### DATASET ENTRIES

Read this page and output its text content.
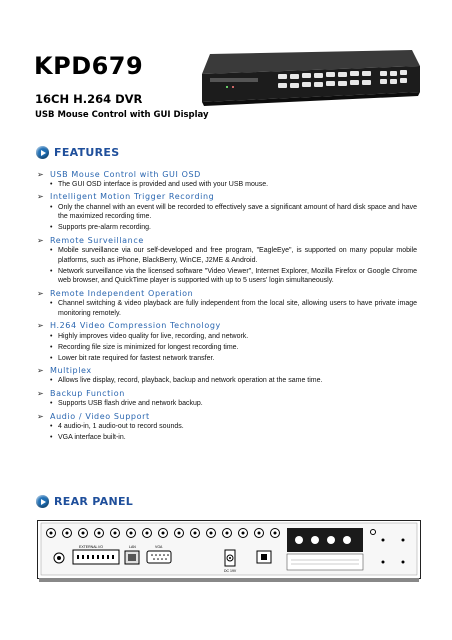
KPD679
16CH H.264 DVR
USB Mouse Control with GUI Display
FEATURES
➢ USB Mouse Control with GUI OSD
• The GUI OSD interface is provided and used with your USB mouse.
➢ Intelligent Motion Trigger Recording
• Only the channel with an event will be recorded to effectively save a significant amount of hard disk space and have the maximized recording time.
• Supports pre-alarm recording.
➢ Remote Surveillance
• Mobile surveillance via our self-developed and free program, "EagleEye", is supported on many popular mobile platforms, such as iPhone, BlackBerry, WinCE, J2ME & Android.
• Network surveillance via the licensed software "Video Viewer", Internet Explorer, Mozilla Firefox or Google Chrome web browser, and QuickTime player is supported with up to 5 users' login simultaneously.
➢ Remote Independent Operation
• Channel switching & video playback are fully independent from the local site, allowing users to have private image monitoring remotely.
➢ H.264 Video Compression Technology
• Highly improves video quality for live, recording, and network.
• Recording file size is minimized for longest recording time.
• Lower bit rate required for fastest network transfer.
➢ Multiplex
• Allows live display, record, playback, backup and network operation at the same time.
➢ Backup Function
• Supports USB flash drive and network backup.
➢ Audio / Video Support
• 4 audio-in, 1 audio-out to record sounds.
• VGA interface built-in.
REAR PANEL
EXTERNAL I/O	LAN	VGA
DC 19V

######

§ **DESCRIPTION OF THE TASK**: Word for word, quote the lines above. Omit the pictures.

§ **TASK RESULT**:
Read this page and output its text content.
KPD679
16CH H.264 DVR
USB Mouse Control with GUI Display
FEATURES
➢ USB Mouse Control with GUI OSD
• The GUI OSD interface is provided and used with your USB mouse.
➢ Intelligent Motion Trigger Recording
• Only the channel with an event will be recorded to effectively save a significant amount of hard disk space and have the maximized recording time.
• Supports pre-alarm recording.
➢ Remote Surveillance
• Mobile surveillance via our self-developed and free program, "EagleEye", is supported on many popular mobile platforms, such as iPhone, BlackBerry, WinCE, J2ME & Android.
• Network surveillance via the licensed software "Video Viewer", Internet Explorer, Mozilla Firefox or Google Chrome web browser, and QuickTime player is supported with up to 5 users' login simultaneously.
➢ Remote Independent Operation
• Channel switching & video playback are fully independent from the local site, allowing users to have private image monitoring remotely.
➢ H.264 Video Compression Technology
• Highly improves video quality for live, recording, and network.
• Recording file size is minimized for longest recording time.
• Lower bit rate required for fastest network transfer.
➢ Multiplex
• Allows live display, record, playback, backup and network operation at the same time.
➢ Backup Function
• Supports USB flash drive and network backup.
➢ Audio / Video Support
• 4 audio-in, 1 audio-out to record sounds.
• VGA interface built-in.
REAR PANEL
EXTERNAL I/O	LAN	VGA
DC 19V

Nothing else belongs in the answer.